* [Task] Report the total number of lines that include the string "effect", without any other text.

• • • • • • •

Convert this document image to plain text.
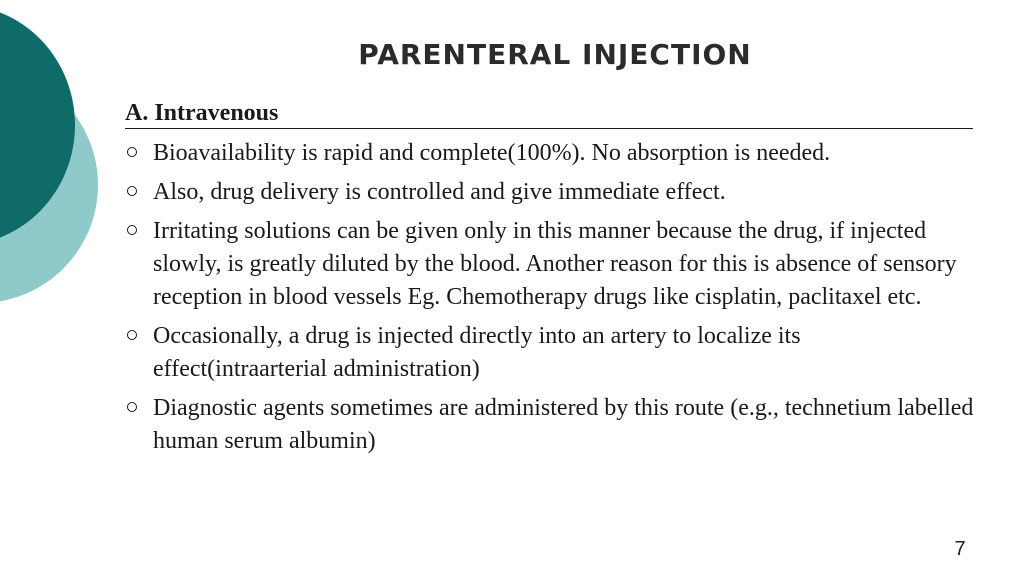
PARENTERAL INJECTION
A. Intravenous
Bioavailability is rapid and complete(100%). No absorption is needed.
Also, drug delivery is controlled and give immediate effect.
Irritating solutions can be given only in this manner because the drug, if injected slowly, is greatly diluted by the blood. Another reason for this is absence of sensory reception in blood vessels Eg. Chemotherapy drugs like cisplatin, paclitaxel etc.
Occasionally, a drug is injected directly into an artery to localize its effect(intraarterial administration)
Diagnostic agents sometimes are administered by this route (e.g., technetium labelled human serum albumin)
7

• • • • • • •

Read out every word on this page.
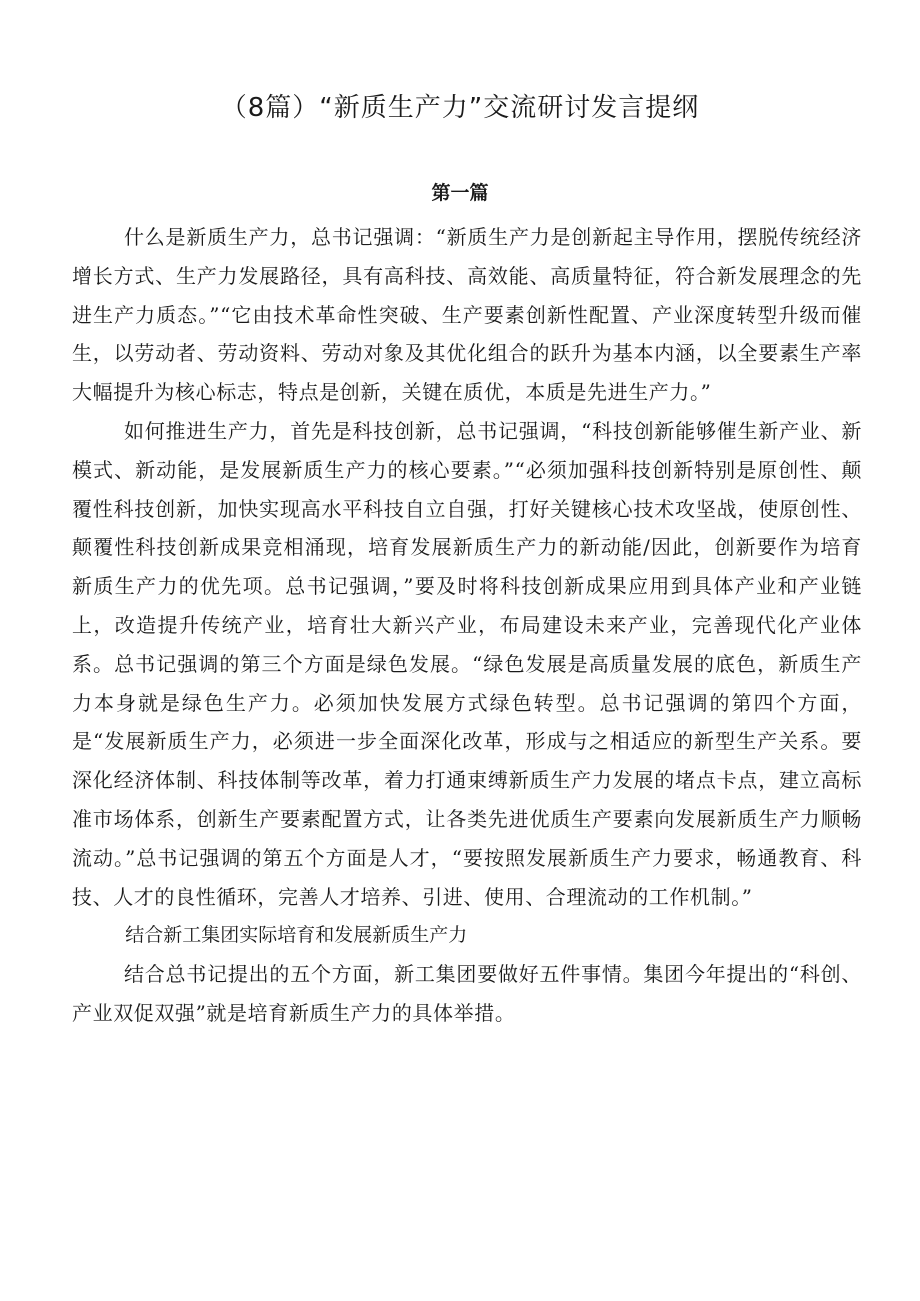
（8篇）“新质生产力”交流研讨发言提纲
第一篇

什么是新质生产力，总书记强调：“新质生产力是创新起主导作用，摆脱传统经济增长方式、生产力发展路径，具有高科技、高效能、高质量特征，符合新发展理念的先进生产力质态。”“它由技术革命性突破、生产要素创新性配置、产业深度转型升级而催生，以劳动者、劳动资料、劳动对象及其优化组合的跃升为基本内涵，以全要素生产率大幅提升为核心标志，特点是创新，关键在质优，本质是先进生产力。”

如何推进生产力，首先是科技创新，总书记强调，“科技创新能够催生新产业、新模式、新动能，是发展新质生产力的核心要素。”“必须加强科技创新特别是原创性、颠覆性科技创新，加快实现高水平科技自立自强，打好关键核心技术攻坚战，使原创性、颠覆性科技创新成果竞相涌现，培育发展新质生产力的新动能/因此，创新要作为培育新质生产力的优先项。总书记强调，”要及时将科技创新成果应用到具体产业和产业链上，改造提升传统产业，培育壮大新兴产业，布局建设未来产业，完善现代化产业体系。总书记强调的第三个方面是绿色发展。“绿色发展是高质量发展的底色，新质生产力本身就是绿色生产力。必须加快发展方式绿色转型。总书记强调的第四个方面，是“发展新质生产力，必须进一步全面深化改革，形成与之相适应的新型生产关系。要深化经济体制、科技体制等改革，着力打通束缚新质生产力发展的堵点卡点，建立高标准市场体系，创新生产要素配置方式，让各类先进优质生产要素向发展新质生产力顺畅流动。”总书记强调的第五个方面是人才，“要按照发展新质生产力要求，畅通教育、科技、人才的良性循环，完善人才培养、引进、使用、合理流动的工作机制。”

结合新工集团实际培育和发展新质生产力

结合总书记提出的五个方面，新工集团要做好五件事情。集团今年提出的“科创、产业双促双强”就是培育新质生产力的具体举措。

• • • • • • •

* [Task solution] 2